* PROBLEM STATEMENT: Copy out each line of the data holding "атласа".
------ INPUT MATERIAL
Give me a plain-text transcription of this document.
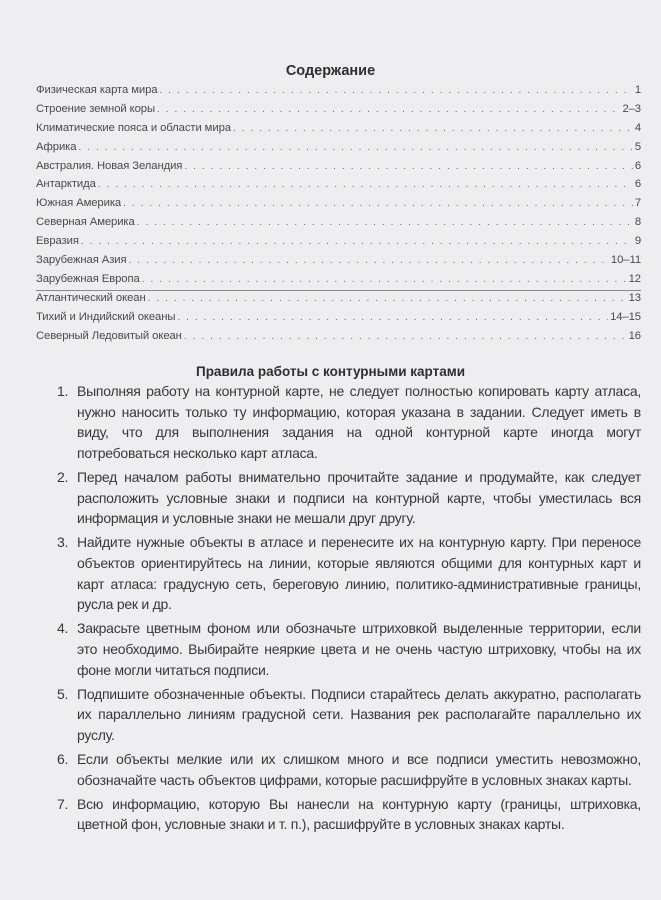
Содержание
Физическая карта мира . . .	1
Строение земной коры . . .	2–3
Климатические пояса и области мира . . .	4
Африка . . .	5
Австралия. Новая Зеландия . . .	6
Антарктида . . .	6
Южная Америка . . .	7
Северная Америка . . .	8
Евразия . . .	9
Зарубежная Азия . . .	10–11
Зарубежная Европа . . .	12
Атлантический океан . . .	13
Тихий и Индийский океаны . . .	14–15
Северный Ледовитый океан . . .	16
Правила работы с контурными картами
1. Выполняя работу на контурной карте, не следует полностью копировать карту атласа, нужно наносить только ту информацию, которая указана в задании. Следует иметь в виду, что для выполнения задания на одной контурной карте иногда могут потребоваться несколько карт атласа.
2. Перед началом работы внимательно прочитайте задание и продумайте, как следует расположить условные знаки и подписи на контурной карте, чтобы уместилась вся информация и условные знаки не мешали друг другу.
3. Найдите нужные объекты в атласе и перенесите их на контурную карту. При переносе объектов ориентируйтесь на линии, которые являются общими для контурных карт и карт атласа: градусную сеть, береговую линию, политико-административные границы, русла рек и др.
4. Закрасьте цветным фоном или обозначьте штриховкой выделенные территории, если это необходимо. Выбирайте неяркие цвета и не очень частую штриховку, чтобы на их фоне могли читаться подписи.
5. Подпишите обозначенные объекты. Подписи старайтесь делать аккуратно, располагать их параллельно линиям градусной сети. Названия рек располагайте параллельно их руслу.
6. Если объекты мелкие или их слишком много и все подписи уместить невозможно, обозначайте часть объектов цифрами, которые расшифруйте в условных знаках карты.
7. Всю информацию, которую Вы нанесли на контурную карту (границы, штриховка, цветной фон, условные знаки и т. п.), расшифруйте в условных знаках карты.
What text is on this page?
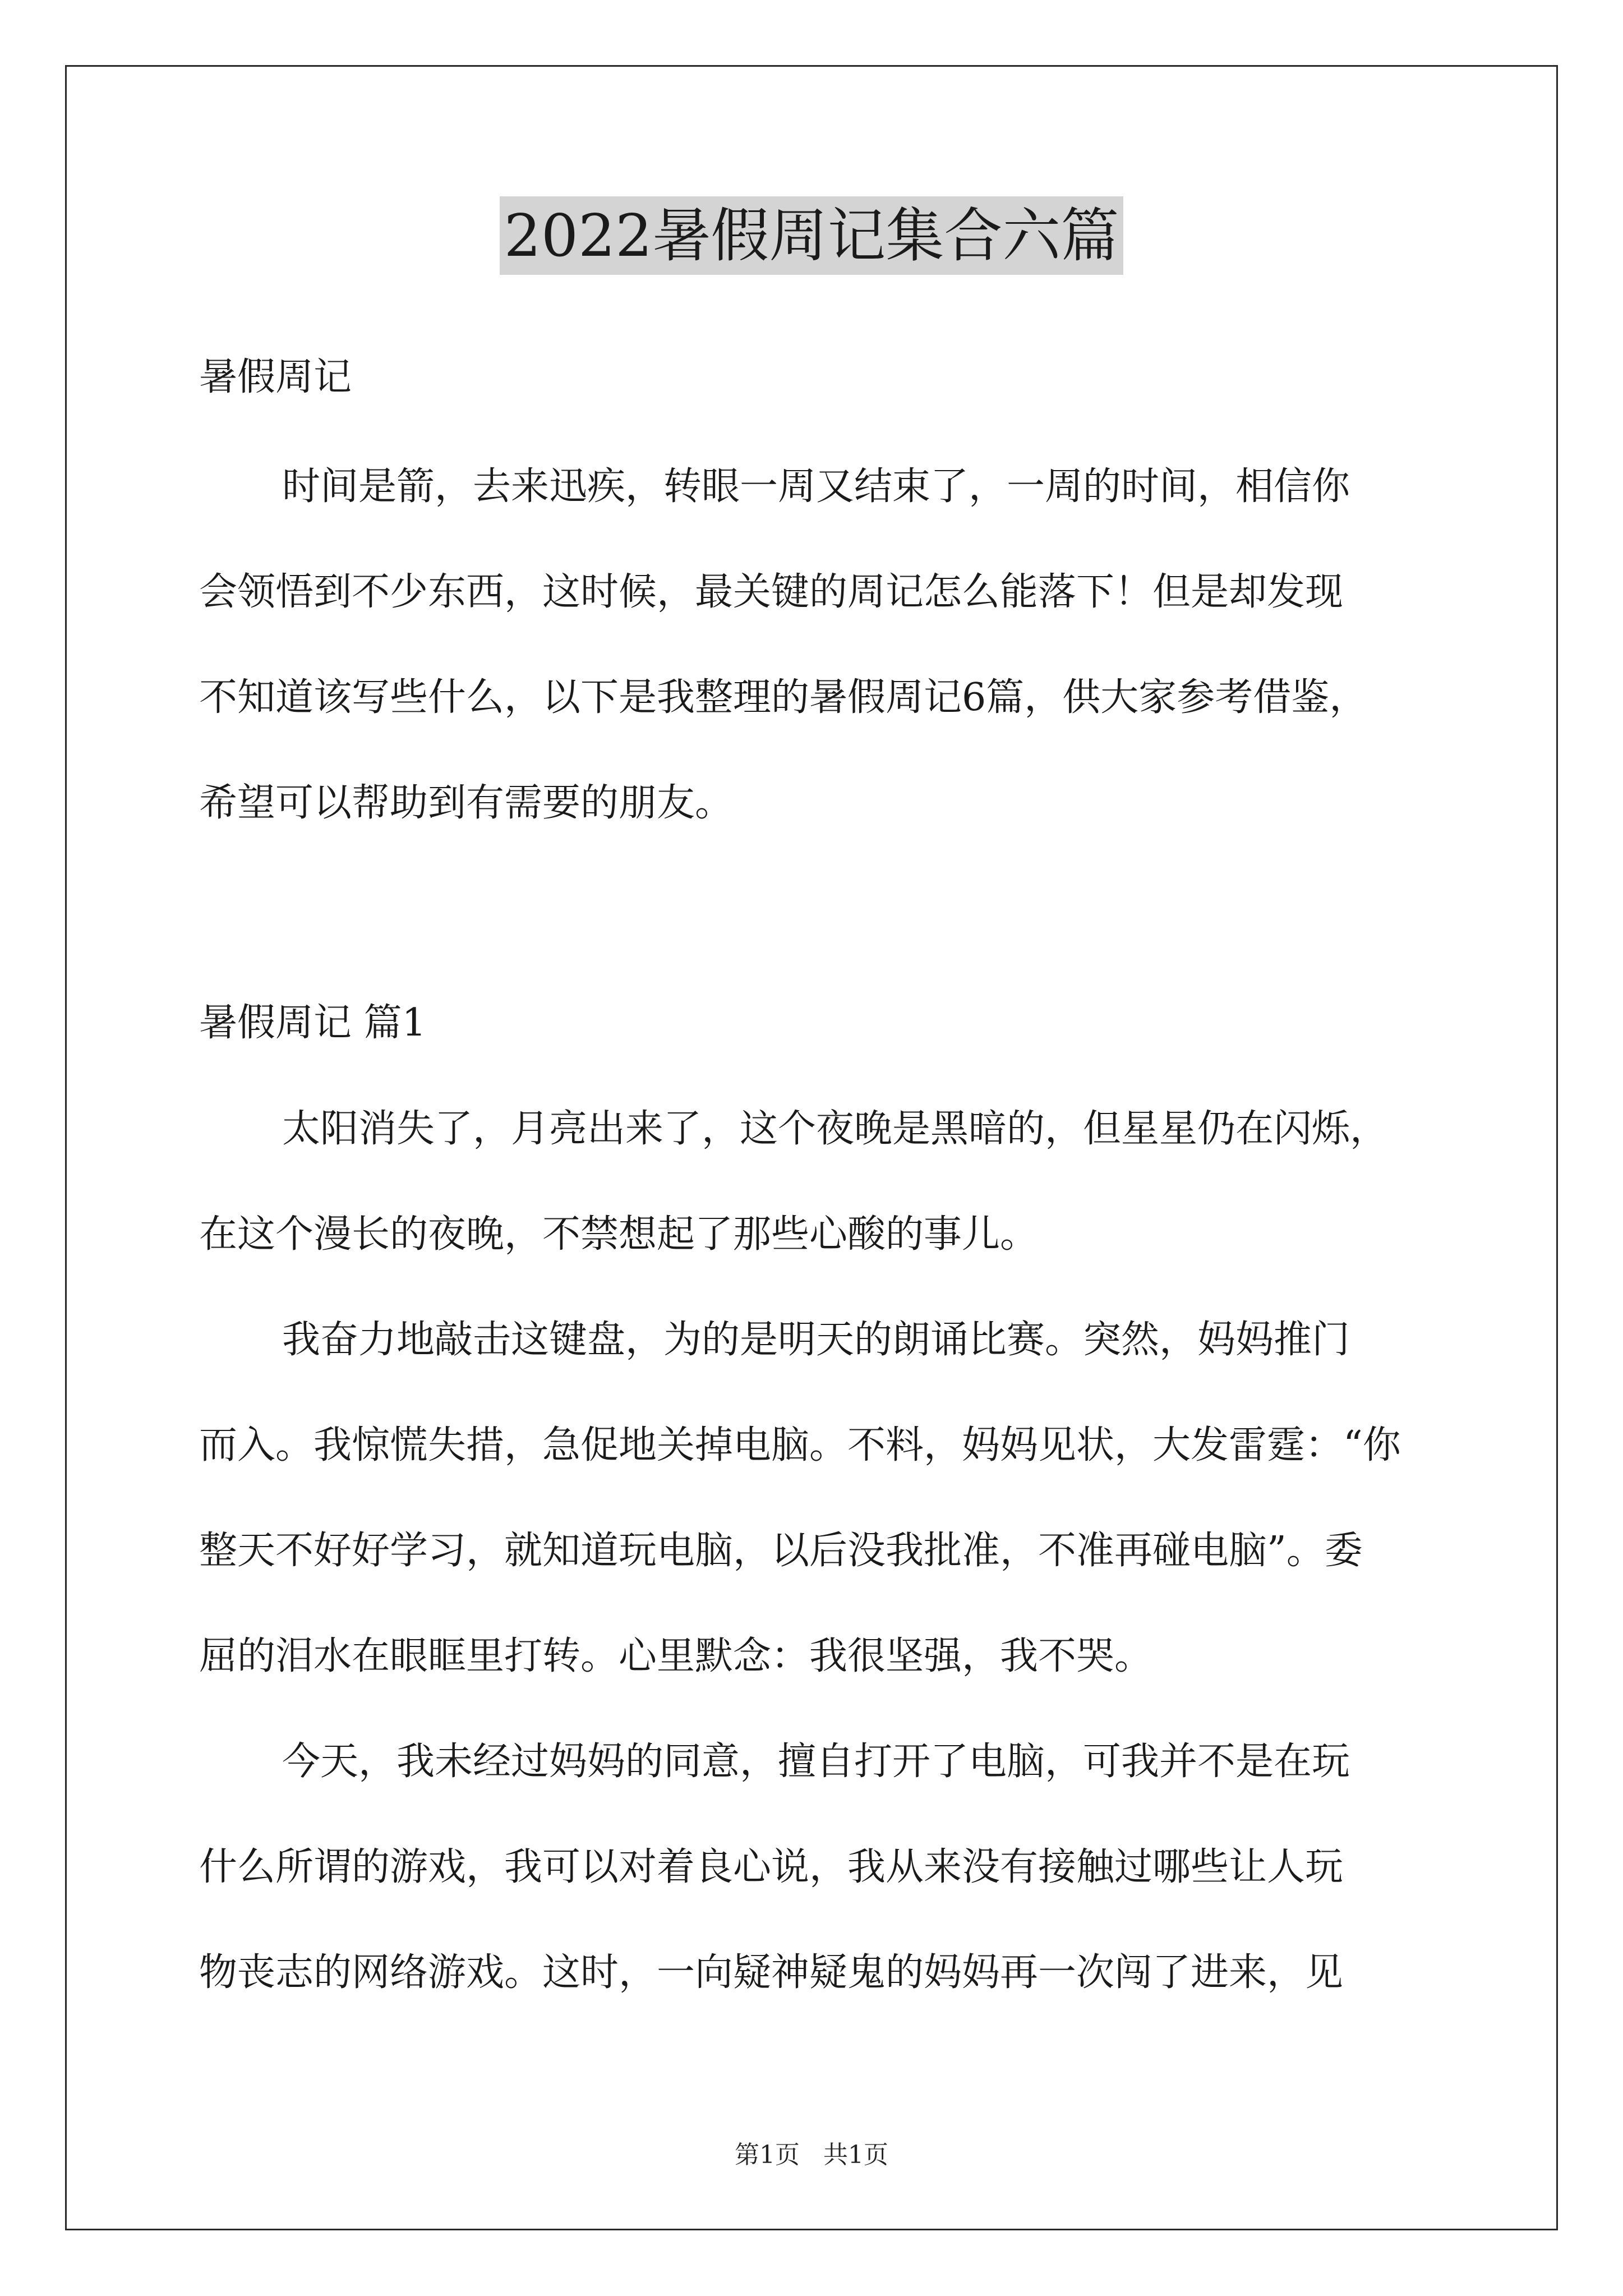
2022暑假周记集合六篇
暑假周记
时间是箭，去来迅疾，转眼一周又结束了，一周的时间，相信你
会领悟到不少东西，这时候，最关键的周记怎么能落下！但是却发现
不知道该写些什么，以下是我整理的暑假周记6篇，供大家参考借鉴，
希望可以帮助到有需要的朋友。
暑假周记 篇1
太阳消失了，月亮出来了，这个夜晚是黑暗的，但星星仍在闪烁，
在这个漫长的夜晚，不禁想起了那些心酸的事儿。
我奋力地敲击这键盘，为的是明天的朗诵比赛。突然，妈妈推门
而入。我惊慌失措，急促地关掉电脑。不料，妈妈见状，大发雷霆：“你
整天不好好学习，就知道玩电脑，以后没我批准，不准再碰电脑”。委
屈的泪水在眼眶里打转。心里默念：我很坚强，我不哭。
今天，我未经过妈妈的同意，擅自打开了电脑，可我并不是在玩
什么所谓的游戏，我可以对着良心说，我从来没有接触过哪些让人玩
物丧志的网络游戏。这时，一向疑神疑鬼的妈妈再一次闯了进来，见
第1页 共1页
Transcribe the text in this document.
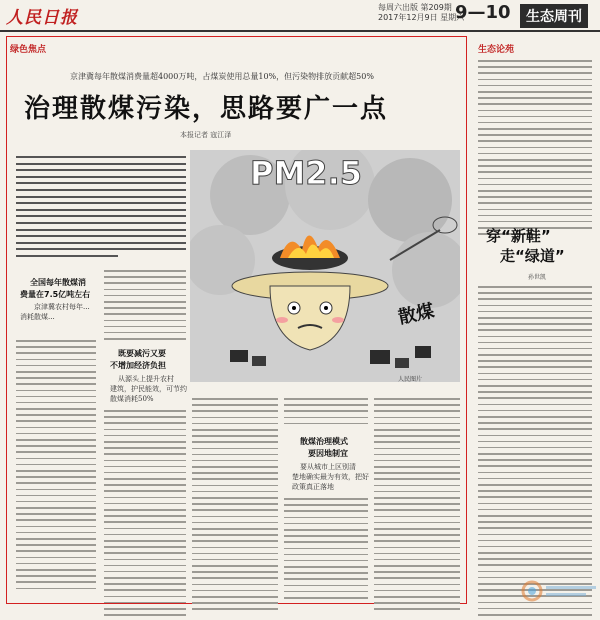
人民日报
每周六出版 第209期
2017年12月9日 星期六
9—10	生态周刊
绿色焦点
京津冀每年散煤消费量超4000万吨，占煤炭使用总量10%，但污染物排放贡献超50%
治理散煤污染，思路要广一点
本报记者 寇江泽
PM2.5
散煤
人民图片
全国每年散煤消
费量在7.5亿吨左右
京津冀农村每年...
消耗散煤...
既要减污又要
不增加经济负担
从源头上提升农村
建筑，护民能效，可节约
散煤消耗50%
散煤治理模式
要因地制宜
要从城市上区别清
楚地确实最为有效，把好
政策真正落地
生态论苑
穿“新鞋”
走“绿道”
孙世凯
------------
* WORKED ANSWER:
1. Выполняя работу на контурной карте, не следует полностью копировать карту атласа, нужно наносить только ту информацию, которая указана в задании. Следует иметь в виду, что для выполнения задания на одной контурной карте иногда могут потребоваться несколько карт атласа.
3. Найдите нужные объекты в атласе и перенесите их на контурную карту. При переносе объектов ориентируйтесь на линии, которые являются общими для контурных карт и карт атласа: градусную сеть, береговую линию, политико-административные границы, русла рек и др.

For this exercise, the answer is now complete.